━━━ 原文

DOI: 10.1039/c9an02340b

本文开发了一种无酶无标记视觉传感策略，以使用等离子体纳米平台灵敏地检测凝血酶。在电纺纳米纤维膜上设计了凝血酶触发的催化发夹组装（CHA）扩增反应和G-四链体/血红素DNAzyme控制的等离子体信号读出装置。纳米纤维膜由于其较大的比表面积和多孔结构，提高了B-H2的负载能力和界面相互作用效率。利用这种等离子体纳米平台对人血清样品中低至1.0pM的凝血酶进行了灵敏的肉眼检测。这种视觉策略可以很好地区分凝血酶和其他共存蛋白。此外，视觉传感平台具有良好的可重用性和长期稳定性。该无酶无标记等离子体纳米平台价格低廉，易于操作且灵敏度高，在蛋白质生物标志物的即时检测中具有潜在的应用前景。

图1.用于可视化痕量凝血酶的等离子体纳米平台示意图。（A）凝血酶触发的CHA扩增反应和（B）DNAzyme控制的等离子体信号读出装置。

图2.（A）在不同条件下对应于基于H2改性的纳米纤维膜的等离子体纳米平台的UV-vis吸收光谱：（a）：无；（b）H1；以及（c）H1+10nM凝血酶。插图显示了颜色变化的相应照片。（B）本地PAGE数据。泳道1：H1；泳道2：H2；泳道3：H1+H2；泳道4：H1+H2+200nM凝血酶；泳道5：退火（H1+H2）；泳道6：G4；泳道7：H1+H2+200nM凝血酶+G4；泳道8：退火（H1+H2）+G4。[H1]=[H2]=[G4]=0.8μM。

━━━━━━
━━━ 所给材料

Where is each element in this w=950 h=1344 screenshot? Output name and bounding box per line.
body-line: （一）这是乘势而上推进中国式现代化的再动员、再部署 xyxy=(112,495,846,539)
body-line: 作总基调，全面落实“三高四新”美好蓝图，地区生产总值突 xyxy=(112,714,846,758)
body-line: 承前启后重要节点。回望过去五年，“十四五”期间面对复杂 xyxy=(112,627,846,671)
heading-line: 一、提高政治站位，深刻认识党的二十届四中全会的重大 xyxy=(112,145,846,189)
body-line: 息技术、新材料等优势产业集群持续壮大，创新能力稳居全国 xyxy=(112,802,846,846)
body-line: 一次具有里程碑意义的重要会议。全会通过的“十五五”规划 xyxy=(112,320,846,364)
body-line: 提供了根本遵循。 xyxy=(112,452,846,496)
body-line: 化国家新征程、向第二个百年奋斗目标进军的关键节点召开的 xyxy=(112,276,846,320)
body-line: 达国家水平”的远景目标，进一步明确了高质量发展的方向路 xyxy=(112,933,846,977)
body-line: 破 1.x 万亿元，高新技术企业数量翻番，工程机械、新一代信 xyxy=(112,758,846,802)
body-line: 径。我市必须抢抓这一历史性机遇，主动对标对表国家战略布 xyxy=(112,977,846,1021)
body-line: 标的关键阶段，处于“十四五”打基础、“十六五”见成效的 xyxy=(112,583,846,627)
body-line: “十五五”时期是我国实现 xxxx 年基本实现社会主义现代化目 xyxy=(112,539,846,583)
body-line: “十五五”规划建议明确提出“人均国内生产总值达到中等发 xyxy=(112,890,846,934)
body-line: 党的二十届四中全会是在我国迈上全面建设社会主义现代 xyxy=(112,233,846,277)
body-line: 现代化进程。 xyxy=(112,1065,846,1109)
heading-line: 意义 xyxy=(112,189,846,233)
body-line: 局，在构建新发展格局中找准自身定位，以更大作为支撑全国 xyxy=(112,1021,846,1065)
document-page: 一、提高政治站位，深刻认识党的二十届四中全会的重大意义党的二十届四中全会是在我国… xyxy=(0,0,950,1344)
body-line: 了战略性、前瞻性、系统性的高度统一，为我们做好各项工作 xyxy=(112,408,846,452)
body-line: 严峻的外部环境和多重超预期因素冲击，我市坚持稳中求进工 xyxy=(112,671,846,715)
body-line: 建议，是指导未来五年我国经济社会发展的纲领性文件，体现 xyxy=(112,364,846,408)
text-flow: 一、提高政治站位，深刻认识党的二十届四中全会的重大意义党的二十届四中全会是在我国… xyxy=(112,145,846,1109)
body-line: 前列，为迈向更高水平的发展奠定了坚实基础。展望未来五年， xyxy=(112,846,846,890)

━━━━━━

=== 任务 1 ===
把讲凝血酶检测的原文里这句话译成英文：“这种视觉策略可以很好地区分凝血酶和其他共存蛋白。”
=== 任务 2 ===
把讲凝血酶检测的原文从“图2.（A）在不同条件下对应”一直到“2]=[G4]=0.8μM。”的全部内容照抄下来。
=== 任务 3 ===
接着讲凝血酶检测的原文最后一句往下续写。

=== 答题区 1 ===
This visual strategy can distinguish thrombin well from other coexisting proteins.

=== 答题区 2 ===
图2.（A）在不同条件下对应于基于H2改性的纳米纤维膜的等离子体纳米平台的UV-vis吸收光谱：（a）：无；（b）H1；以及（c）H1+10nM凝血酶。插图显示了颜色变化的相应照片。（B）本地PAGE数据。泳道1：H1；泳道2：H2；泳道3：H1+H2；泳道4：H1+H2+200nM凝血酶；泳道5：退火（H1+H2）；泳道6：G4；泳道7：H1+H2+200nM凝血酶+G4；泳道8：退火（H1+H2）+G4。[H1]=[H2]=[G4]=0.8μM。

=== 答题区 3 ===
图3.在测试溶液中DNAzyme/纳米纤维膜（A）与含有0nM（虚线）或10nM（实线）凝血酶的DNAzyme/连续薄膜（B）的性能比较。

图4.用等离子体纳米平台检测凝血酶时，测试溶液（A）以及550nm（-ΔA550）（B）处紫外-可见吸收度相应降低的照片。有或没有10nM凝血酶（C和D）作用下生长的Au纳米粒子的TEM图像。

图5.等离子体纳米平台对凝血酶的抗BSA、HSA、GOx和Lzm的特异性。插图显示了相应的颜色变化。所有蛋白质的浓度为5nM。

图6.真实样品中凝血酶检测的照片。